▸ Problems and tasks
**A)** Summarize the passage about the Defense of Marriage Act case in two sentences.
**B)** Write what comes next in the passage about the Defense of Marriage Act case, picking up after its final sentence.

▸ Passage to read
########

Defense of Marriage Act

In April 2011, the firm signed a $500,000 contract with the Republican-controlled United States House of Representatives to take on the case of defending the Defense of Marriage Act, which defines marriage in federal law as the union between one man and one woman, in court for the House, with former Solicitor General Paul Clement as its lead attorney. After the contract was signed, the gay rights group Human Rights Campaign announced it would launch a publicity war to "shame" the firm and planned protest, ads in legal publications, and to try to influence students and potential clients dealings with the firm. Soon after signing, the firm asked to withdraw from the case after facing criticism from gay rights groups, citing an "inadequate" vetting process. Clement immediately resigned from the firm, writing in a letter to King & Spalding Chairman Robert Hays, "I resign out of the firmly-held belief that a representation should not be abandoned because the client's legal position is extremely unpopular in certain quarters. Defending unpopular decisions is what lawyers do...Efforts to delegitimize any representation for one side of a legal controversy are a profound threat to the rule of law." He added, "If there were problems with the firm's vetting process, we should fix the vetting process, not drop the representation." Clement immediately joined Bancroft PLLC, which took the case. The National Law Journal wrote that the event "leaves unanswered a myriad of questions about the status of Clement's other cases and clients, and the future of King & Spalding's D.C. appellate practice, which was built around Clement."

########

▸ Provided material
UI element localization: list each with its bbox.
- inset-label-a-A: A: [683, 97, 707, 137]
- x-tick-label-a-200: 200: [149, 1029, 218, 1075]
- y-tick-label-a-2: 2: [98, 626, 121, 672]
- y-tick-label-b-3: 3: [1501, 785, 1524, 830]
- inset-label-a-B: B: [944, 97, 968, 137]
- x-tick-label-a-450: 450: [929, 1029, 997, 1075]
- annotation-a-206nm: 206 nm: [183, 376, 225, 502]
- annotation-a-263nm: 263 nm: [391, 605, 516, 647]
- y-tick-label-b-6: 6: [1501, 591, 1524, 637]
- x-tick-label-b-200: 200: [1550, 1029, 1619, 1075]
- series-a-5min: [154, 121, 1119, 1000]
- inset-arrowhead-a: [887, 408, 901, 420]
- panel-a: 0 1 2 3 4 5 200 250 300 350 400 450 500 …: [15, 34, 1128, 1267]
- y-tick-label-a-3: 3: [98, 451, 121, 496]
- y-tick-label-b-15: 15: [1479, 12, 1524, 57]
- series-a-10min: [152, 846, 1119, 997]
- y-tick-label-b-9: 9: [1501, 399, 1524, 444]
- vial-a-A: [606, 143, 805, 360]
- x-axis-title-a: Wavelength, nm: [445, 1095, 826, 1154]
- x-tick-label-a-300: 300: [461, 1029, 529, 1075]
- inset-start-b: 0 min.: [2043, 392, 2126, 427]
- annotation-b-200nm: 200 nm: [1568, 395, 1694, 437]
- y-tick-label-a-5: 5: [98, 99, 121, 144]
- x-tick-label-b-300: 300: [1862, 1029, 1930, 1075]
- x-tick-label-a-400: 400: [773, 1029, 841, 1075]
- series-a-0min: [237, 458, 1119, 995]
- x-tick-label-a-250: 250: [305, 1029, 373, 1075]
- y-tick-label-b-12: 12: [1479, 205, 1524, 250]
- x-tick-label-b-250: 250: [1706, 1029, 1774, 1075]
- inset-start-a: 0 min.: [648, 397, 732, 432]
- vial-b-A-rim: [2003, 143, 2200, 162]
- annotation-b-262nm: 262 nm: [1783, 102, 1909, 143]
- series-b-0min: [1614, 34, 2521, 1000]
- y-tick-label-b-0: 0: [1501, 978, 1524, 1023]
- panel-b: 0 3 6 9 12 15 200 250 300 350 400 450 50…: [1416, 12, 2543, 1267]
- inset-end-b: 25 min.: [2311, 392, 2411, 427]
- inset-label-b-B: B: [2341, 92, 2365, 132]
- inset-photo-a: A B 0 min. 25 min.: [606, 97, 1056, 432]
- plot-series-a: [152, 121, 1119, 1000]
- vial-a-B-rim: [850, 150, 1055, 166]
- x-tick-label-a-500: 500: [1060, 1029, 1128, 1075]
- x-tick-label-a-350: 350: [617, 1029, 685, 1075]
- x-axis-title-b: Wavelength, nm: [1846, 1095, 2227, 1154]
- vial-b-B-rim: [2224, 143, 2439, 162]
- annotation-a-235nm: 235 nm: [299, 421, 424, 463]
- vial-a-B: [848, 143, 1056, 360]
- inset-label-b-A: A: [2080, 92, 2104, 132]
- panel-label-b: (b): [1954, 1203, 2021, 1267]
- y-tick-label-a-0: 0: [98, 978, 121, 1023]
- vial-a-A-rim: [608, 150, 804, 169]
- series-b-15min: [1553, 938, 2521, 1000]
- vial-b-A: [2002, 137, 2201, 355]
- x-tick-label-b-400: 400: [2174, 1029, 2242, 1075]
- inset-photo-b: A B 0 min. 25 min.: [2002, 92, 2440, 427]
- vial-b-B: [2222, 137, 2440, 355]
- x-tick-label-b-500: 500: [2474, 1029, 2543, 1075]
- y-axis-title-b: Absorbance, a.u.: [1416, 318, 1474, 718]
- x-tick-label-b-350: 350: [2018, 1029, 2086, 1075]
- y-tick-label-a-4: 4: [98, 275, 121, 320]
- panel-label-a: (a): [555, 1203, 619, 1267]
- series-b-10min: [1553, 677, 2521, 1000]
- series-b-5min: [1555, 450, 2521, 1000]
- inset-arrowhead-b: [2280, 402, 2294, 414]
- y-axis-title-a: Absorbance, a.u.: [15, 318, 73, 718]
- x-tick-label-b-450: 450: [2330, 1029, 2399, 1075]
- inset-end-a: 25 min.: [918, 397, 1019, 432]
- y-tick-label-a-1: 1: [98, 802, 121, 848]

########

▸ Responses per task
**A)** In April 2011, the firm signed a $500,000 contract with the House of Representatives to defend the Defense of Marriage Act in court, with former Solicitor General Paul Clement as lead attorney, but it soon asked to withdraw after criticism from gay rights groups, citing an "inadequate" vetting process. Clement resigned from the firm, arguing that a representation should not be abandoned because the client's legal position is unpopular, and joined Bancroft PLLC, which took the case.

**B)**
The firm was criticized by those in the legal community on both sides of the same-sex marriage issue for the decision; Attorney General of the United States Eric Holder compared the situation to the criticism of lawyers tasked with defending Guantanamo Bay detainees, saying, "It was something we dealt with here in the Department of Justice...The people who criticized our people here at the Justice Department were wrong then as are people who criticized Paul Clement for the representation that he’s going to continue." Former Attorney General Michael Mukasey said, "Although lawyers are not obligated in the first instance to take all comers, they are very much obligated not to quit in the face of criticism once they do take on a client. This is a bad message to send to lawyers and to clients." The decision shocked those lawyers involved in Supreme Court cases. Speaker of the House John Boehner issued a statement condemning the firm's "careless disregard for its responsibilities to the House in this constitutional matter." Theodore Olson, Clement's predecessor as Solicitor General and a same-sex marriage supporter, said, "I don't know of anything comparable to this. You have to be willing to stand your ground."
Talking Points Memo reported that Coca-Cola "directly intervened to press the firm to extricate itself from the case."
After King & Spalding dropped the case, Attorney General of Virginia Ken Cuccinelli terminated his office's relationship with the firm, writing in a letter to the firm that their "willingness to drop a client, the U.S. House of Representatives, in connection with the lawsuit challenging the Defense of Marriage Act was such an obsequious act of weakness that I feel compelled to end your legal association with Virginia so that there is no chance that one of my legal clients will be put in the embarrassing and difficult situation like the client you walked away from, the House of Representatives." The National Rifle Association soon did the same.